──────── Dataset content ────────

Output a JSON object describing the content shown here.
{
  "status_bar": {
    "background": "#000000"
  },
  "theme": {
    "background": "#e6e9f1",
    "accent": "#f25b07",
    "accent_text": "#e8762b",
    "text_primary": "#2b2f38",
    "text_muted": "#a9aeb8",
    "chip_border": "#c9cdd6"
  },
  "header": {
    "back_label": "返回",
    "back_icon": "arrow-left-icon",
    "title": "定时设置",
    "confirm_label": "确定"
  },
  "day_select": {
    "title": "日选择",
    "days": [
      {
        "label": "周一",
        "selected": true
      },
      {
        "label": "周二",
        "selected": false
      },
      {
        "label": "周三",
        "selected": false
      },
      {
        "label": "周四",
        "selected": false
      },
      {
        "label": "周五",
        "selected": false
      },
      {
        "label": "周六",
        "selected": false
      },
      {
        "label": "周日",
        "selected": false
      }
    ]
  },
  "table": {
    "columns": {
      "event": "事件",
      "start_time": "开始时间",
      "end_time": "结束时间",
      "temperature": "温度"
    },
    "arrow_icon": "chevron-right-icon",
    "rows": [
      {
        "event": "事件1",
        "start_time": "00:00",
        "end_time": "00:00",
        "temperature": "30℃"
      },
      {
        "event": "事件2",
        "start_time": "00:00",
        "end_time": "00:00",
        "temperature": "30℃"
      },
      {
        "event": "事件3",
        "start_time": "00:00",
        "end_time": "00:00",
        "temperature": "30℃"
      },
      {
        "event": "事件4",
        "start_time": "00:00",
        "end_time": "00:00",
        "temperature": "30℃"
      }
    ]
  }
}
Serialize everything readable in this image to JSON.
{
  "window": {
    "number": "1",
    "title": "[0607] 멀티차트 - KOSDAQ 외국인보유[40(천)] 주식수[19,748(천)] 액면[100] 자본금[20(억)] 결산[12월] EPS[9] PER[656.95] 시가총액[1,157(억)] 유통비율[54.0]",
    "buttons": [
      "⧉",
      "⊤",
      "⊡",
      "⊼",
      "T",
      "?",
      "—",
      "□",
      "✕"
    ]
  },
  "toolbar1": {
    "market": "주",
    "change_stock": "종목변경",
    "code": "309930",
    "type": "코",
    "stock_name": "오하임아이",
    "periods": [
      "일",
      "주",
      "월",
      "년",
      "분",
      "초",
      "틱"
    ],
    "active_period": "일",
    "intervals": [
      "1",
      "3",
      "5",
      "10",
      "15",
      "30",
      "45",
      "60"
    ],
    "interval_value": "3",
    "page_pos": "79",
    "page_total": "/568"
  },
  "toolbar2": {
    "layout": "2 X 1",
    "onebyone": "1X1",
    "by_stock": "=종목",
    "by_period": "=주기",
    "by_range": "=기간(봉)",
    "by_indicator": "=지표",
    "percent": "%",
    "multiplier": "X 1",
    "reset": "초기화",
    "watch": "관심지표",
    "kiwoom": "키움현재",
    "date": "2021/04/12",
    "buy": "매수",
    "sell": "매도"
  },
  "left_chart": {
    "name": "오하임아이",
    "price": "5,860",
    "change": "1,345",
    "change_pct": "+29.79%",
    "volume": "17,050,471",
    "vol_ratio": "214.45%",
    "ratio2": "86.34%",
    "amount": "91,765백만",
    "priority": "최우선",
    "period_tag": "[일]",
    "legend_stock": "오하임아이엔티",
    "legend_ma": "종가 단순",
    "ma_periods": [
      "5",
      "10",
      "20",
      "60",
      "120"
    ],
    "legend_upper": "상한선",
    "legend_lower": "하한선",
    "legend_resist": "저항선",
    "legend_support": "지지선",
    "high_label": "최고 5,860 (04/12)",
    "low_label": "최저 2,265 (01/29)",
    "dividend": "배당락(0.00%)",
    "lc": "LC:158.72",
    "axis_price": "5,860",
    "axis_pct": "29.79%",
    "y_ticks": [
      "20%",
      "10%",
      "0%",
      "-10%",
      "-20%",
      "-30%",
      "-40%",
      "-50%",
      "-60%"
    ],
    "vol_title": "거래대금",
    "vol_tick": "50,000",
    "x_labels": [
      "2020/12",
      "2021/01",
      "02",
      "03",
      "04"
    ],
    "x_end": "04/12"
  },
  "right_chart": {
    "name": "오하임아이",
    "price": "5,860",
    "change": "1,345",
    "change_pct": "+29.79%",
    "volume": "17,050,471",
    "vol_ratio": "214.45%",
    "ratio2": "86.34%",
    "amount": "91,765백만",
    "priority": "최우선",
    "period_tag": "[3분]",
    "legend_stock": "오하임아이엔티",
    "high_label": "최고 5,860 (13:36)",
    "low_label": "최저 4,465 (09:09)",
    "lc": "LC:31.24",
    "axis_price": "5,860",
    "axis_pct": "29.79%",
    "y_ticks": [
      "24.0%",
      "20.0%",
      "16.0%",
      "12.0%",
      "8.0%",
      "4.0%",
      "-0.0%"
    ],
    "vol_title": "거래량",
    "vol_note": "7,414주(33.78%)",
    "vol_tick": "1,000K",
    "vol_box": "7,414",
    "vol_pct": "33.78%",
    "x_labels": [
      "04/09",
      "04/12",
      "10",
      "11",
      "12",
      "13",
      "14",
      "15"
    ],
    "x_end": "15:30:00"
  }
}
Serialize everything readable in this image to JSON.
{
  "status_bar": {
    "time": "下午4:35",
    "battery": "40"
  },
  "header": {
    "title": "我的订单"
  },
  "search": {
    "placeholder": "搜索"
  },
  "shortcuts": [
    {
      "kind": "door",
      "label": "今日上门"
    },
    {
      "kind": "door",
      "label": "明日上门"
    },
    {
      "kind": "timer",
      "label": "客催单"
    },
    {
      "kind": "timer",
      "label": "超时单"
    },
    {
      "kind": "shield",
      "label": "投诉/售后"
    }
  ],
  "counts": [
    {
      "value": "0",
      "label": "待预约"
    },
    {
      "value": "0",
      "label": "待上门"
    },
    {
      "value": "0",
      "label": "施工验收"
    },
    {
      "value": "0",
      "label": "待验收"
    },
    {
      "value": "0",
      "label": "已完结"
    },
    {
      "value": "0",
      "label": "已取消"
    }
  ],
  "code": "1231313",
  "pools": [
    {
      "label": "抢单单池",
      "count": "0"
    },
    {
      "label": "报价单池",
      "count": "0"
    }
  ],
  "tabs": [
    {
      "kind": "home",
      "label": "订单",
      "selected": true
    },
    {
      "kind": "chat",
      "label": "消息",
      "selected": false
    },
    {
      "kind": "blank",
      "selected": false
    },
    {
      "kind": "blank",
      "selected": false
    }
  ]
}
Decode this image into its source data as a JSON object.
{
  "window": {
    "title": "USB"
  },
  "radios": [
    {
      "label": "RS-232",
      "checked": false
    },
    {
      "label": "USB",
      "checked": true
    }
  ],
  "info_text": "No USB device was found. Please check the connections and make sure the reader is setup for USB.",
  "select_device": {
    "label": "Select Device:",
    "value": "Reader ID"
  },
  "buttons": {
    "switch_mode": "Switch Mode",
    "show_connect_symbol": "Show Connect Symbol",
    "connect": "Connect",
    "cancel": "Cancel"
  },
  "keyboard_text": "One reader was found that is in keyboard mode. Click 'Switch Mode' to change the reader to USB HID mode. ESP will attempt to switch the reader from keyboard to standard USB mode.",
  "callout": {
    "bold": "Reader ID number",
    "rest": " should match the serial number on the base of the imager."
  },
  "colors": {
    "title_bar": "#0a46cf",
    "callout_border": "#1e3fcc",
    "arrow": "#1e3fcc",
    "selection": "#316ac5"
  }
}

────────

→ **Direction**
All of the records must be repeated exactly.

→ **Result**
Output a JSON object describing the content shown here.
{
  "status_bar": {
    "background": "#000000"
  },
  "theme": {
    "background": "#e6e9f1",
    "accent": "#f25b07",
    "accent_text": "#e8762b",
    "text_primary": "#2b2f38",
    "text_muted": "#a9aeb8",
    "chip_border": "#c9cdd6"
  },
  "header": {
    "back_label": "返回",
    "back_icon": "arrow-left-icon",
    "title": "定时设置",
    "confirm_label": "确定"
  },
  "day_select": {
    "title": "日选择",
    "days": [
      {
        "label": "周一",
        "selected": true
      },
      {
        "label": "周二",
        "selected": false
      },
      {
        "label": "周三",
        "selected": false
      },
      {
        "label": "周四",
        "selected": false
      },
      {
        "label": "周五",
        "selected": false
      },
      {
        "label": "周六",
        "selected": false
      },
      {
        "label": "周日",
        "selected": false
      }
    ]
  },
  "table": {
    "columns": {
      "event": "事件",
      "start_time": "开始时间",
      "end_time": "结束时间",
      "temperature": "温度"
    },
    "arrow_icon": "chevron-right-icon",
    "rows": [
      {
        "event": "事件1",
        "start_time": "00:00",
        "end_time": "00:00",
        "temperature": "30℃"
      },
      {
        "event": "事件2",
        "start_time": "00:00",
        "end_time": "00:00",
        "temperature": "30℃"
      },
      {
        "event": "事件3",
        "start_time": "00:00",
        "end_time": "00:00",
        "temperature": "30℃"
      },
      {
        "event": "事件4",
        "start_time": "00:00",
        "end_time": "00:00",
        "temperature": "30℃"
      }
    ]
  }
}
Serialize everything readable in this image to JSON.
{
  "window": {
    "number": "1",
    "title": "[0607] 멀티차트 - KOSDAQ 외국인보유[40(천)] 주식수[19,748(천)] 액면[100] 자본금[20(억)] 결산[12월] EPS[9] PER[656.95] 시가총액[1,157(억)] 유통비율[54.0]",
    "buttons": [
      "⧉",
      "⊤",
      "⊡",
      "⊼",
      "T",
      "?",
      "—",
      "□",
      "✕"
    ]
  },
  "toolbar1": {
    "market": "주",
    "change_stock": "종목변경",
    "code": "309930",
    "type": "코",
    "stock_name": "오하임아이",
    "periods": [
      "일",
      "주",
      "월",
      "년",
      "분",
      "초",
      "틱"
    ],
    "active_period": "일",
    "intervals": [
      "1",
      "3",
      "5",
      "10",
      "15",
      "30",
      "45",
      "60"
    ],
    "interval_value": "3",
    "page_pos": "79",
    "page_total": "/568"
  },
  "toolbar2": {
    "layout": "2 X 1",
    "onebyone": "1X1",
    "by_stock": "=종목",
    "by_period": "=주기",
    "by_range": "=기간(봉)",
    "by_indicator": "=지표",
    "percent": "%",
    "multiplier": "X 1",
    "reset": "초기화",
    "watch": "관심지표",
    "kiwoom": "키움현재",
    "date": "2021/04/12",
    "buy": "매수",
    "sell": "매도"
  },
  "left_chart": {
    "name": "오하임아이",
    "price": "5,860",
    "change": "1,345",
    "change_pct": "+29.79%",
    "volume": "17,050,471",
    "vol_ratio": "214.45%",
    "ratio2": "86.34%",
    "amount": "91,765백만",
    "priority": "최우선",
    "period_tag": "[일]",
    "legend_stock": "오하임아이엔티",
    "legend_ma": "종가 단순",
    "ma_periods": [
      "5",
      "10",
      "20",
      "60",
      "120"
    ],
    "legend_upper": "상한선",
    "legend_lower": "하한선",
    "legend_resist": "저항선",
    "legend_support": "지지선",
    "high_label": "최고 5,860 (04/12)",
    "low_label": "최저 2,265 (01/29)",
    "dividend": "배당락(0.00%)",
    "lc": "LC:158.72",
    "axis_price": "5,860",
    "axis_pct": "29.79%",
    "y_ticks": [
      "20%",
      "10%",
      "0%",
      "-10%",
      "-20%",
      "-30%",
      "-40%",
      "-50%",
      "-60%"
    ],
    "vol_title": "거래대금",
    "vol_tick": "50,000",
    "x_labels": [
      "2020/12",
      "2021/01",
      "02",
      "03",
      "04"
    ],
    "x_end": "04/12"
  },
  "right_chart": {
    "name": "오하임아이",
    "price": "5,860",
    "change": "1,345",
    "change_pct": "+29.79%",
    "volume": "17,050,471",
    "vol_ratio": "214.45%",
    "ratio2": "86.34%",
    "amount": "91,765백만",
    "priority": "최우선",
    "period_tag": "[3분]",
    "legend_stock": "오하임아이엔티",
    "high_label": "최고 5,860 (13:36)",
    "low_label": "최저 4,465 (09:09)",
    "lc": "LC:31.24",
    "axis_price": "5,860",
    "axis_pct": "29.79%",
    "y_ticks": [
      "24.0%",
      "20.0%",
      "16.0%",
      "12.0%",
      "8.0%",
      "4.0%",
      "-0.0%"
    ],
    "vol_title": "거래량",
    "vol_note": "7,414주(33.78%)",
    "vol_tick": "1,000K",
    "vol_box": "7,414",
    "vol_pct": "33.78%",
    "x_labels": [
      "04/09",
      "04/12",
      "10",
      "11",
      "12",
      "13",
      "14",
      "15"
    ],
    "x_end": "15:30:00"
  }
}
Serialize everything readable in this image to JSON.
{
  "status_bar": {
    "time": "下午4:35",
    "battery": "40"
  },
  "header": {
    "title": "我的订单"
  },
  "search": {
    "placeholder": "搜索"
  },
  "shortcuts": [
    {
      "kind": "door",
      "label": "今日上门"
    },
    {
      "kind": "door",
      "label": "明日上门"
    },
    {
      "kind": "timer",
      "label": "客催单"
    },
    {
      "kind": "timer",
      "label": "超时单"
    },
    {
      "kind": "shield",
      "label": "投诉/售后"
    }
  ],
  "counts": [
    {
      "value": "0",
      "label": "待预约"
    },
    {
      "value": "0",
      "label": "待上门"
    },
    {
      "value": "0",
      "label": "施工验收"
    },
    {
      "value": "0",
      "label": "待验收"
    },
    {
      "value": "0",
      "label": "已完结"
    },
    {
      "value": "0",
      "label": "已取消"
    }
  ],
  "code": "1231313",
  "pools": [
    {
      "label": "抢单单池",
      "count": "0"
    },
    {
      "label": "报价单池",
      "count": "0"
    }
  ],
  "tabs": [
    {
      "kind": "home",
      "label": "订单",
      "selected": true
    },
    {
      "kind": "chat",
      "label": "消息",
      "selected": false
    },
    {
      "kind": "blank",
      "selected": false
    },
    {
      "kind": "blank",
      "selected": false
    }
  ]
}
Decode this image into its source data as a JSON object.
{
  "window": {
    "title": "USB"
  },
  "radios": [
    {
      "label": "RS-232",
      "checked": false
    },
    {
      "label": "USB",
      "checked": true
    }
  ],
  "info_text": "No USB device was found. Please check the connections and make sure the reader is setup for USB.",
  "select_device": {
    "label": "Select Device:",
    "value": "Reader ID"
  },
  "buttons": {
    "switch_mode": "Switch Mode",
    "show_connect_symbol": "Show Connect Symbol",
    "connect": "Connect",
    "cancel": "Cancel"
  },
  "keyboard_text": "One reader was found that is in keyboard mode. Click 'Switch Mode' to change the reader to USB HID mode. ESP will attempt to switch the reader from keyboard to standard USB mode.",
  "callout": {
    "bold": "Reader ID number",
    "rest": " should match the serial number on the base of the imager."
  },
  "colors": {
    "title_bar": "#0a46cf",
    "callout_border": "#1e3fcc",
    "arrow": "#1e3fcc",
    "selection": "#316ac5"
  }
}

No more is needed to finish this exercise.